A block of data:
◇ ◇ ◇ ◇
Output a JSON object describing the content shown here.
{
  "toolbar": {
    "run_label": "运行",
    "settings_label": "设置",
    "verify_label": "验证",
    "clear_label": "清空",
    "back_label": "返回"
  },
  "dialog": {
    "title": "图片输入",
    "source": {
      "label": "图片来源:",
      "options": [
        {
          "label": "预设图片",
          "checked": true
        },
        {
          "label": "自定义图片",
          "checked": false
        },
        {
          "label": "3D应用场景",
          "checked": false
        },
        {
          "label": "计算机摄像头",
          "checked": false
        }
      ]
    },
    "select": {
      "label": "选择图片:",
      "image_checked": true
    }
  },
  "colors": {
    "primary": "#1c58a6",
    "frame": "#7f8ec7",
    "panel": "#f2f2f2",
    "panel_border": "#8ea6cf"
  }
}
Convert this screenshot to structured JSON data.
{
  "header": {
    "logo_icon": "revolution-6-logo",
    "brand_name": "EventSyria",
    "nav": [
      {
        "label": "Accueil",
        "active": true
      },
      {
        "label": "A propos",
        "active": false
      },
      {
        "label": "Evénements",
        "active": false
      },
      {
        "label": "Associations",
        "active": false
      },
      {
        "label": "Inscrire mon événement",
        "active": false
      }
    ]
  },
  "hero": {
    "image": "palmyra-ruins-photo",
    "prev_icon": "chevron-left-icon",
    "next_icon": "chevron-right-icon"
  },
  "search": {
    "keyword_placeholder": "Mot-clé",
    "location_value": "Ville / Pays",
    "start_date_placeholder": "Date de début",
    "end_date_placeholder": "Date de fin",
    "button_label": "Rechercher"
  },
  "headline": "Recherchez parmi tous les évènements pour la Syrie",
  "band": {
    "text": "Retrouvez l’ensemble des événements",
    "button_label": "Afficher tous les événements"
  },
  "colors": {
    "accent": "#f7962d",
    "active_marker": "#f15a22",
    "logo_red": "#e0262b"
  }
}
◇ ◇ ◇ ◇
→ OBJECTIVE: Transcribe each entry exactly.

→ EXERCISE RESULT:
Output a JSON object describing the content shown here.
{
  "toolbar": {
    "run_label": "运行",
    "settings_label": "设置",
    "verify_label": "验证",
    "clear_label": "清空",
    "back_label": "返回"
  },
  "dialog": {
    "title": "图片输入",
    "source": {
      "label": "图片来源:",
      "options": [
        {
          "label": "预设图片",
          "checked": true
        },
        {
          "label": "自定义图片",
          "checked": false
        },
        {
          "label": "3D应用场景",
          "checked": false
        },
        {
          "label": "计算机摄像头",
          "checked": false
        }
      ]
    },
    "select": {
      "label": "选择图片:",
      "image_checked": true
    }
  },
  "colors": {
    "primary": "#1c58a6",
    "frame": "#7f8ec7",
    "panel": "#f2f2f2",
    "panel_border": "#8ea6cf"
  }
}
Convert this screenshot to structured JSON data.
{
  "header": {
    "logo_icon": "revolution-6-logo",
    "brand_name": "EventSyria",
    "nav": [
      {
        "label": "Accueil",
        "active": true
      },
      {
        "label": "A propos",
        "active": false
      },
      {
        "label": "Evénements",
        "active": false
      },
      {
        "label": "Associations",
        "active": false
      },
      {
        "label": "Inscrire mon événement",
        "active": false
      }
    ]
  },
  "hero": {
    "image": "palmyra-ruins-photo",
    "prev_icon": "chevron-left-icon",
    "next_icon": "chevron-right-icon"
  },
  "search": {
    "keyword_placeholder": "Mot-clé",
    "location_value": "Ville / Pays",
    "start_date_placeholder": "Date de début",
    "end_date_placeholder": "Date de fin",
    "button_label": "Rechercher"
  },
  "headline": "Recherchez parmi tous les évènements pour la Syrie",
  "band": {
    "text": "Retrouvez l’ensemble des événements",
    "button_label": "Afficher tous les événements"
  },
  "colors": {
    "accent": "#f7962d",
    "active_marker": "#f15a22",
    "logo_red": "#e0262b"
  }
}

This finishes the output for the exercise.